Check every line below for the word "arrow" and copy each one that has it.

Task data:
----------

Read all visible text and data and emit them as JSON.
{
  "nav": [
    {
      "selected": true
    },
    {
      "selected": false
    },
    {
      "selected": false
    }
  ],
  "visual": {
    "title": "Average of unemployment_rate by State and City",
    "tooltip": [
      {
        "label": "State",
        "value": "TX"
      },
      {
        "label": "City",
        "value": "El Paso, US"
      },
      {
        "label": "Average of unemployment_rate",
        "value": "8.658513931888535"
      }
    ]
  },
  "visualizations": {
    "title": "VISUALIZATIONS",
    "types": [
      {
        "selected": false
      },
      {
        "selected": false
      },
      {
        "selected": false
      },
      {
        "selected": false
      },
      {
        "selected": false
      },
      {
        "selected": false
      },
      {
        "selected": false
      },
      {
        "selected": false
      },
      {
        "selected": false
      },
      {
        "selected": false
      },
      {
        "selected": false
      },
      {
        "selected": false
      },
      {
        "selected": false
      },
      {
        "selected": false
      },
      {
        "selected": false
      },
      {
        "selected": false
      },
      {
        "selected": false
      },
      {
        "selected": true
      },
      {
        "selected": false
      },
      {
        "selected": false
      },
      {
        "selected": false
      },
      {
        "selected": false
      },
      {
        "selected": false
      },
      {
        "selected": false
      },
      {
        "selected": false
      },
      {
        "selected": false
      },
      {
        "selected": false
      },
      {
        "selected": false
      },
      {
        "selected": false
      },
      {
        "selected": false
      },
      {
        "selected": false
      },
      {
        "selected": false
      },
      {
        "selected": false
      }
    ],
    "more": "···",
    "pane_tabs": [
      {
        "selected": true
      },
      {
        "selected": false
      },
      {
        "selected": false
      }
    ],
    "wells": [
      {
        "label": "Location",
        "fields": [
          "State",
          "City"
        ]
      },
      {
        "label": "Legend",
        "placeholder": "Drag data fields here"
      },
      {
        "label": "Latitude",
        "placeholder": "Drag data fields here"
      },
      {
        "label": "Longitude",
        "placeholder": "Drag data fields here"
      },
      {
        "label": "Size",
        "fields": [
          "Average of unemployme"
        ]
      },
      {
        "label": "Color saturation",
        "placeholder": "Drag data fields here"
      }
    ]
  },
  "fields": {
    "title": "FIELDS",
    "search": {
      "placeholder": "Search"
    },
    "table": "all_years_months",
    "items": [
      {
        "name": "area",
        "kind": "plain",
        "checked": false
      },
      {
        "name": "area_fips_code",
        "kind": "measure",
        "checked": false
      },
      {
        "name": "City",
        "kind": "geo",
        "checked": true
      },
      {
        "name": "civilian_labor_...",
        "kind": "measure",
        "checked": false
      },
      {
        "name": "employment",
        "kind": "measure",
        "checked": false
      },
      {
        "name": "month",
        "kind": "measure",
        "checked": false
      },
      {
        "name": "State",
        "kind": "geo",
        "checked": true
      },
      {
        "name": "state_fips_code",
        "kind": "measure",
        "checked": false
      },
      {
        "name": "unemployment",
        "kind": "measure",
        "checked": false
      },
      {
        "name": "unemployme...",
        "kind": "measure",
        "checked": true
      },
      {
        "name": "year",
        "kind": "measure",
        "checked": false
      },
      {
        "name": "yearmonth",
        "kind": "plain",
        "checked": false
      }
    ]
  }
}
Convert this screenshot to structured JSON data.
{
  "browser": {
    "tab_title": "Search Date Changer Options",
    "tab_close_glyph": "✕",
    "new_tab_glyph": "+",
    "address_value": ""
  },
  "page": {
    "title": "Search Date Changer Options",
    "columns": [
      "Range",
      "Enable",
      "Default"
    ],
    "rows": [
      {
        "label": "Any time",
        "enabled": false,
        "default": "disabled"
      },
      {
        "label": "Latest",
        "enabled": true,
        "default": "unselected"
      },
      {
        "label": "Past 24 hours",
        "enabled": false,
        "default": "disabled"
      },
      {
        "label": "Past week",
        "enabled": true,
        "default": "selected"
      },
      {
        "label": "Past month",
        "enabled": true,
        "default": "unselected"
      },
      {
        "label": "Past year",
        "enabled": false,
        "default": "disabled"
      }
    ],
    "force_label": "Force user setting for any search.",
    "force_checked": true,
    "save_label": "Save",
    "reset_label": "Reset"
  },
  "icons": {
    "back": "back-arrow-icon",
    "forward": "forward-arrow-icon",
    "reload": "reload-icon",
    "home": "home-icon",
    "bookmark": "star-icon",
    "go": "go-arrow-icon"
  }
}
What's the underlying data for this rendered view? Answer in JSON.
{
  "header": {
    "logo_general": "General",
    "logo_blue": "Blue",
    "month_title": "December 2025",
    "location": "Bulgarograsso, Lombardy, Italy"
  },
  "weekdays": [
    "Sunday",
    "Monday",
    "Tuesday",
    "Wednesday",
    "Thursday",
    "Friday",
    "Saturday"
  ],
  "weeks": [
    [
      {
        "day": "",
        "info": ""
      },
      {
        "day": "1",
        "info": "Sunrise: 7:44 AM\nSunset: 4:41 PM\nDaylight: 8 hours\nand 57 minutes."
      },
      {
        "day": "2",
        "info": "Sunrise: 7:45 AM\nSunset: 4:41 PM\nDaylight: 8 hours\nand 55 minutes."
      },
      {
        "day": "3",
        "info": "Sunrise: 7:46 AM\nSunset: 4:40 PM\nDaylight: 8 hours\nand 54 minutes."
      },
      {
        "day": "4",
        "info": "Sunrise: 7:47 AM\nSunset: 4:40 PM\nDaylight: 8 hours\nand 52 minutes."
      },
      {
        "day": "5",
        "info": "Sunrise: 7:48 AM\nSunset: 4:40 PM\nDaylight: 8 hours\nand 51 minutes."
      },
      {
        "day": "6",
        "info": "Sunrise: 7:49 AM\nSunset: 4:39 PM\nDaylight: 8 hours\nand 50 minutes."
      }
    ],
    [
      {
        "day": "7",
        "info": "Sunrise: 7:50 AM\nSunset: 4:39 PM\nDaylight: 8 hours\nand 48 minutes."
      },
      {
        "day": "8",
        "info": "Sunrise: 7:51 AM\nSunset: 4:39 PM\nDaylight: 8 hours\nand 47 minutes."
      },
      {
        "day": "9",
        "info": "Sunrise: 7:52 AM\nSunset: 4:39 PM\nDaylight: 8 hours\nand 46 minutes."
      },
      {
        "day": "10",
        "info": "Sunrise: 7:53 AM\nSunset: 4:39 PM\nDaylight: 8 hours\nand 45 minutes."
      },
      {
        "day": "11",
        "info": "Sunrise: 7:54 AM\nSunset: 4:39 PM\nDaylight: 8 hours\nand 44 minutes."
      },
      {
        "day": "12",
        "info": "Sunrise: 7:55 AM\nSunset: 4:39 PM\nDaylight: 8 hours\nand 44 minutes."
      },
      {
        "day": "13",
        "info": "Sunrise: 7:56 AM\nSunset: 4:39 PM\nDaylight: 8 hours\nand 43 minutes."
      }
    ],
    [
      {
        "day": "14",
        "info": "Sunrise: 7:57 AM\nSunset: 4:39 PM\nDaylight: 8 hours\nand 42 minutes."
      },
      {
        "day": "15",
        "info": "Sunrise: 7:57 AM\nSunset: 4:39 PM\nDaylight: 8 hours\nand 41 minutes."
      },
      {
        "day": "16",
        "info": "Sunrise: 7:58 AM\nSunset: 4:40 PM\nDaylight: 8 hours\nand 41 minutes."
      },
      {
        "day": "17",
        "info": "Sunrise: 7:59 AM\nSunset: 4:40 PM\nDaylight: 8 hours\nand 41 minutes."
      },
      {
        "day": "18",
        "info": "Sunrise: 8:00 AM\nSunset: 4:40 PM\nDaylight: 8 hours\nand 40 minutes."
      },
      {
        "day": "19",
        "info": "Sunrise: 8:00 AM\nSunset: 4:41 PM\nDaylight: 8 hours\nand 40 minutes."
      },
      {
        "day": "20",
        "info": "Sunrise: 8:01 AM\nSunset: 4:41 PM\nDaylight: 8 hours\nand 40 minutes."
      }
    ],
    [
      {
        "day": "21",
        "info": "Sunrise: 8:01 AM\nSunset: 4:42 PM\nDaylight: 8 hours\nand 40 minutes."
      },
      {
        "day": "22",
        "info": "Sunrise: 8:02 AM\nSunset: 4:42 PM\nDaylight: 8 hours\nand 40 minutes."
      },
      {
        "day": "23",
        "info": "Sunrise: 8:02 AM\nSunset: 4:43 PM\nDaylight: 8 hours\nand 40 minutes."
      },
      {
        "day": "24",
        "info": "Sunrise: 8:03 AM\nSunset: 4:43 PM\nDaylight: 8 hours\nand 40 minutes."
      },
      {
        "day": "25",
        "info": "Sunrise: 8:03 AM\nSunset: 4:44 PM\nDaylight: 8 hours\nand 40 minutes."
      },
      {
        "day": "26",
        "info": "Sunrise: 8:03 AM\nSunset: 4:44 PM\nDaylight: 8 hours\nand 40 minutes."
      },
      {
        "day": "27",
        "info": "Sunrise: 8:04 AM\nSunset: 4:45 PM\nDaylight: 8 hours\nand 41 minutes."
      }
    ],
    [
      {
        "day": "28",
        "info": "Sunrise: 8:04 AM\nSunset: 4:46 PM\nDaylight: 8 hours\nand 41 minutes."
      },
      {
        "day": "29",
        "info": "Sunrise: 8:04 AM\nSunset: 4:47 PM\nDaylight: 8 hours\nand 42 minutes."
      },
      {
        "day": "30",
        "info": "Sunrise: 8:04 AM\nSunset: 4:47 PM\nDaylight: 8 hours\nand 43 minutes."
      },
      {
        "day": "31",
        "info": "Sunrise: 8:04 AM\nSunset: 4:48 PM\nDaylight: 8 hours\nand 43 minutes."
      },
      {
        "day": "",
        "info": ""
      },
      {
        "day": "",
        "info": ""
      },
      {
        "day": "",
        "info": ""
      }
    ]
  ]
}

----------

Answer to the exercise:
    "back": "back-arrow-icon",
    "forward": "forward-arrow-icon",
    "go": "go-arrow-icon"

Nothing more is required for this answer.